### TASK MATERIAL:
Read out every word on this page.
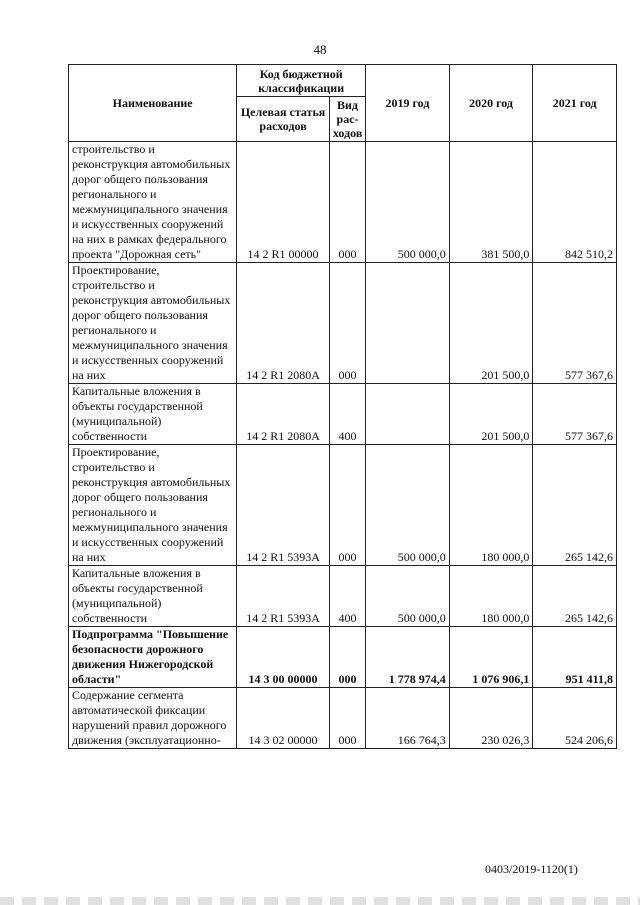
48
Наименование	Код бюджетной классификации		2019 год	2020 год	2021 год
	Целевая статья расходов	Вид рас-ходов			
строительство и реконструкция автомобильных дорог общего пользования регионального и межмуниципального значения и искусственных сооружений на них в рамках федерального проекта "Дорожная сеть"	14 2 R1 00000	000	500 000,0	381 500,0	842 510,2
Проектирование, строительство и реконструкция автомобильных дорог общего пользования регионального и межмуниципального значения и искусственных сооружений на них	14 2 R1 2080A	000		201 500,0	577 367,6
Капитальные вложения в объекты государственной (муниципальной) собственности	14 2 R1 2080A	400		201 500,0	577 367,6
Проектирование, строительство и реконструкция автомобильных дорог общего пользования регионального и межмуниципального значения и искусственных сооружений на них	14 2 R1 5393A	000	500 000,0	180 000,0	265 142,6
Капитальные вложения в объекты государственной (муниципальной) собственности	14 2 R1 5393A	400	500 000,0	180 000,0	265 142,6
Подпрограмма "Повышение безопасности дорожного движения Нижегородской области"	14 3 00 00000	000	1 778 974,4	1 076 906,1	951 411,8
Содержание сегмента автоматической фиксации нарушений правил дорожного движения (эксплуатационно-	14 3 02 00000	000	166 764,3	230 026,3	524 206,6
0403/2019-1120(1)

### EXERCISE:
Return all the entries word for word, but omit any pictures they contain.

### TASK RESPONSE:
Read out every word on this page.
48
Наименование	Код бюджетной классификации		2019 год	2020 год	2021 год
	Целевая статья расходов	Вид рас-ходов			
строительство и реконструкция автомобильных дорог общего пользования регионального и межмуниципального значения и искусственных сооружений на них в рамках федерального проекта "Дорожная сеть"	14 2 R1 00000	000	500 000,0	381 500,0	842 510,2
Проектирование, строительство и реконструкция автомобильных дорог общего пользования регионального и межмуниципального значения и искусственных сооружений на них	14 2 R1 2080A	000		201 500,0	577 367,6
Капитальные вложения в объекты государственной (муниципальной) собственности	14 2 R1 2080A	400		201 500,0	577 367,6
Проектирование, строительство и реконструкция автомобильных дорог общего пользования регионального и межмуниципального значения и искусственных сооружений на них	14 2 R1 5393A	000	500 000,0	180 000,0	265 142,6
Капитальные вложения в объекты государственной (муниципальной) собственности	14 2 R1 5393A	400	500 000,0	180 000,0	265 142,6
Подпрограмма "Повышение безопасности дорожного движения Нижегородской области"	14 3 00 00000	000	1 778 974,4	1 076 906,1	951 411,8
Содержание сегмента автоматической фиксации нарушений правил дорожного движения (эксплуатационно-	14 3 02 00000	000	166 764,3	230 026,3	524 206,6
0403/2019-1120(1)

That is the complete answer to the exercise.